Write out the complete material exactly as it stands.

───── Data listing ─────

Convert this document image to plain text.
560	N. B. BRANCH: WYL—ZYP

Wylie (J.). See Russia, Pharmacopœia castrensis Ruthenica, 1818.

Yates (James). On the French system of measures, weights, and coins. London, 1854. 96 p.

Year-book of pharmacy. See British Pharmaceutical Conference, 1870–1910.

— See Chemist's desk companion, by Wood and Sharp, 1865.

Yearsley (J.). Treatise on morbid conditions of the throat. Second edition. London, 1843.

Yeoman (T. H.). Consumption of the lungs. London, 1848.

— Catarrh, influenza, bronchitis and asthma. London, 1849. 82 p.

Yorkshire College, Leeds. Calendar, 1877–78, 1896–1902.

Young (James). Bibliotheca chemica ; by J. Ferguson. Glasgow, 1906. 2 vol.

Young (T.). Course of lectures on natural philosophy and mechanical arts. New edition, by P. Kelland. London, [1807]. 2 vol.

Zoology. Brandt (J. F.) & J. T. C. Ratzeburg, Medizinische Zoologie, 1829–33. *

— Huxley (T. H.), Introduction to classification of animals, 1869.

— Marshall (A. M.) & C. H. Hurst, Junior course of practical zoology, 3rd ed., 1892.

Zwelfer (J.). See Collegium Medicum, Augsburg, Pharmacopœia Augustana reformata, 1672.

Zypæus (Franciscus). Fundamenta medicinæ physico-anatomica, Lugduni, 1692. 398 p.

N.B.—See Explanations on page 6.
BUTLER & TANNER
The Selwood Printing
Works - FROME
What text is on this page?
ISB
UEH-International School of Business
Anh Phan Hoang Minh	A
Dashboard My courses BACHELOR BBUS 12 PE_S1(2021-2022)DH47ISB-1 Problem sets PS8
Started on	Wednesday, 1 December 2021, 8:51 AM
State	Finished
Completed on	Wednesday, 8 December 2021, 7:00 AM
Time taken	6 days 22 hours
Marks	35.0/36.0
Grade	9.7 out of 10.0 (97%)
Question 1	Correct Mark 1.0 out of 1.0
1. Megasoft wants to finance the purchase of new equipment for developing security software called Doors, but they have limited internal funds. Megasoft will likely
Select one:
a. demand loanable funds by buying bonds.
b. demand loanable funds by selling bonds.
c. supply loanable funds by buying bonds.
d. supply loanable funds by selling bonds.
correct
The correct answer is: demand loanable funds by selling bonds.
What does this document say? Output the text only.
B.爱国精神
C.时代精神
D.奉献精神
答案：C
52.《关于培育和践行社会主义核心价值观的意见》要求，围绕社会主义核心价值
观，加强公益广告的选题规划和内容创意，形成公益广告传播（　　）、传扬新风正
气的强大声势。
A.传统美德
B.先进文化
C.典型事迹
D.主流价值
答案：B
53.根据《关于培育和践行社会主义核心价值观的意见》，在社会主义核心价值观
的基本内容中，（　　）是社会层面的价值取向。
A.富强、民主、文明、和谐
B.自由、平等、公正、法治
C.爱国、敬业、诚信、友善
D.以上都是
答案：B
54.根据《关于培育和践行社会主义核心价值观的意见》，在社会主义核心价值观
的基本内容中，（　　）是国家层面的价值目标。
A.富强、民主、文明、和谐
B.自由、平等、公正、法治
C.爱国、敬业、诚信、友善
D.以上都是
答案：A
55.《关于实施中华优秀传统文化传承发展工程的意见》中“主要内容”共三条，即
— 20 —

─────

**Task result**
Convert this document image to plain text.
560	N. B. BRANCH: WYL—ZYP

Wylie (J.). See Russia, Pharmacopœia castrensis Ruthenica, 1818.

Yates (James). On the French system of measures, weights, and coins. London, 1854. 96 p.

Year-book of pharmacy. See British Pharmaceutical Conference, 1870–1910.

— See Chemist's desk companion, by Wood and Sharp, 1865.

Yearsley (J.). Treatise on morbid conditions of the throat. Second edition. London, 1843.

Yeoman (T. H.). Consumption of the lungs. London, 1848.

— Catarrh, influenza, bronchitis and asthma. London, 1849. 82 p.

Yorkshire College, Leeds. Calendar, 1877–78, 1896–1902.

Young (James). Bibliotheca chemica ; by J. Ferguson. Glasgow, 1906. 2 vol.

Young (T.). Course of lectures on natural philosophy and mechanical arts. New edition, by P. Kelland. London, [1807]. 2 vol.

Zoology. Brandt (J. F.) & J. T. C. Ratzeburg, Medizinische Zoologie, 1829–33. *

— Huxley (T. H.), Introduction to classification of animals, 1869.

— Marshall (A. M.) & C. H. Hurst, Junior course of practical zoology, 3rd ed., 1892.

Zwelfer (J.). See Collegium Medicum, Augsburg, Pharmacopœia Augustana reformata, 1672.

Zypæus (Franciscus). Fundamenta medicinæ physico-anatomica, Lugduni, 1692. 398 p.

N.B.—See Explanations on page 6.
BUTLER & TANNER
The Selwood Printing
Works - FROME
What text is on this page?
ISB
UEH-International School of Business
Anh Phan Hoang Minh	A
Dashboard My courses BACHELOR BBUS 12 PE_S1(2021-2022)DH47ISB-1 Problem sets PS8
Started on	Wednesday, 1 December 2021, 8:51 AM
State	Finished
Completed on	Wednesday, 8 December 2021, 7:00 AM
Time taken	6 days 22 hours
Marks	35.0/36.0
Grade	9.7 out of 10.0 (97%)
Question 1	Correct Mark 1.0 out of 1.0
1. Megasoft wants to finance the purchase of new equipment for developing security software called Doors, but they have limited internal funds. Megasoft will likely
Select one:
a. demand loanable funds by buying bonds.
b. demand loanable funds by selling bonds.
c. supply loanable funds by buying bonds.
d. supply loanable funds by selling bonds.
correct
The correct answer is: demand loanable funds by selling bonds.
What does this document say? Output the text only.
B.爱国精神
C.时代精神
D.奉献精神
答案：C
52.《关于培育和践行社会主义核心价值观的意见》要求，围绕社会主义核心价值
观，加强公益广告的选题规划和内容创意，形成公益广告传播（　　）、传扬新风正
气的强大声势。
A.传统美德
B.先进文化
C.典型事迹
D.主流价值
答案：B
53.根据《关于培育和践行社会主义核心价值观的意见》，在社会主义核心价值观
的基本内容中，（　　）是社会层面的价值取向。
A.富强、民主、文明、和谐
B.自由、平等、公正、法治
C.爱国、敬业、诚信、友善
D.以上都是
答案：B
54.根据《关于培育和践行社会主义核心价值观的意见》，在社会主义核心价值观
的基本内容中，（　　）是国家层面的价值目标。
A.富强、民主、文明、和谐
B.自由、平等、公正、法治
C.爱国、敬业、诚信、友善
D.以上都是
答案：A
55.《关于实施中华优秀传统文化传承发展工程的意见》中“主要内容”共三条，即
— 20 —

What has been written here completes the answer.